## STORED DATA
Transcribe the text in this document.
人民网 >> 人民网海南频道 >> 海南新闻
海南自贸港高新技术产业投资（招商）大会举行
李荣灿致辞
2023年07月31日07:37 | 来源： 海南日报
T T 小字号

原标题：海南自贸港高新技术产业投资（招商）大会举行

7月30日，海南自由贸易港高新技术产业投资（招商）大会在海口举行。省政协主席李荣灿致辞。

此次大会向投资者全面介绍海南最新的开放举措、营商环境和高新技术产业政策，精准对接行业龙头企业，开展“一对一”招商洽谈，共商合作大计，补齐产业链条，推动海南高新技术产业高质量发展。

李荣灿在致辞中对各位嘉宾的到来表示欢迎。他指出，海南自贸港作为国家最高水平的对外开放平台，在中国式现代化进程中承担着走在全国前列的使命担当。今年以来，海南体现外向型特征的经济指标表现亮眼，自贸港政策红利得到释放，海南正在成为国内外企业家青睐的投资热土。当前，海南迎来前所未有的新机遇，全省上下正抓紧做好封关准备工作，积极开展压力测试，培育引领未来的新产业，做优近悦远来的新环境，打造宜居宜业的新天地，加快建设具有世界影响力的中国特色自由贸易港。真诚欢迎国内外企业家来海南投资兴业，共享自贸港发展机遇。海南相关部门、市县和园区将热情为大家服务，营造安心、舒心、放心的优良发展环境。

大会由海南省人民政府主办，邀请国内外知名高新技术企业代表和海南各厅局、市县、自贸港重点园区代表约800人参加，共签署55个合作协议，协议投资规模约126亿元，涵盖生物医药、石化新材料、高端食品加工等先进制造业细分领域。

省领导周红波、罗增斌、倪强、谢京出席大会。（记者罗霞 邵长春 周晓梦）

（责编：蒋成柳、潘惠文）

## TASK DESCRIPTION
Would you reproduce the material above in full, exactly as given?

## SOLUTION FOR THIS PROBLEM
Transcribe the text in this document.
人民网 >> 人民网海南频道 >> 海南新闻
海南自贸港高新技术产业投资（招商）大会举行
李荣灿致辞
2023年07月31日07:37 | 来源： 海南日报
T T 小字号

原标题：海南自贸港高新技术产业投资（招商）大会举行

7月30日，海南自由贸易港高新技术产业投资（招商）大会在海口举行。省政协主席李荣灿致辞。

此次大会向投资者全面介绍海南最新的开放举措、营商环境和高新技术产业政策，精准对接行业龙头企业，开展“一对一”招商洽谈，共商合作大计，补齐产业链条，推动海南高新技术产业高质量发展。

李荣灿在致辞中对各位嘉宾的到来表示欢迎。他指出，海南自贸港作为国家最高水平的对外开放平台，在中国式现代化进程中承担着走在全国前列的使命担当。今年以来，海南体现外向型特征的经济指标表现亮眼，自贸港政策红利得到释放，海南正在成为国内外企业家青睐的投资热土。当前，海南迎来前所未有的新机遇，全省上下正抓紧做好封关准备工作，积极开展压力测试，培育引领未来的新产业，做优近悦远来的新环境，打造宜居宜业的新天地，加快建设具有世界影响力的中国特色自由贸易港。真诚欢迎国内外企业家来海南投资兴业，共享自贸港发展机遇。海南相关部门、市县和园区将热情为大家服务，营造安心、舒心、放心的优良发展环境。

大会由海南省人民政府主办，邀请国内外知名高新技术企业代表和海南各厅局、市县、自贸港重点园区代表约800人参加，共签署55个合作协议，协议投资规模约126亿元，涵盖生物医药、石化新材料、高端食品加工等先进制造业细分领域。

省领导周红波、罗增斌、倪强、谢京出席大会。（记者罗霞 邵长春 周晓梦）

（责编：蒋成柳、潘惠文）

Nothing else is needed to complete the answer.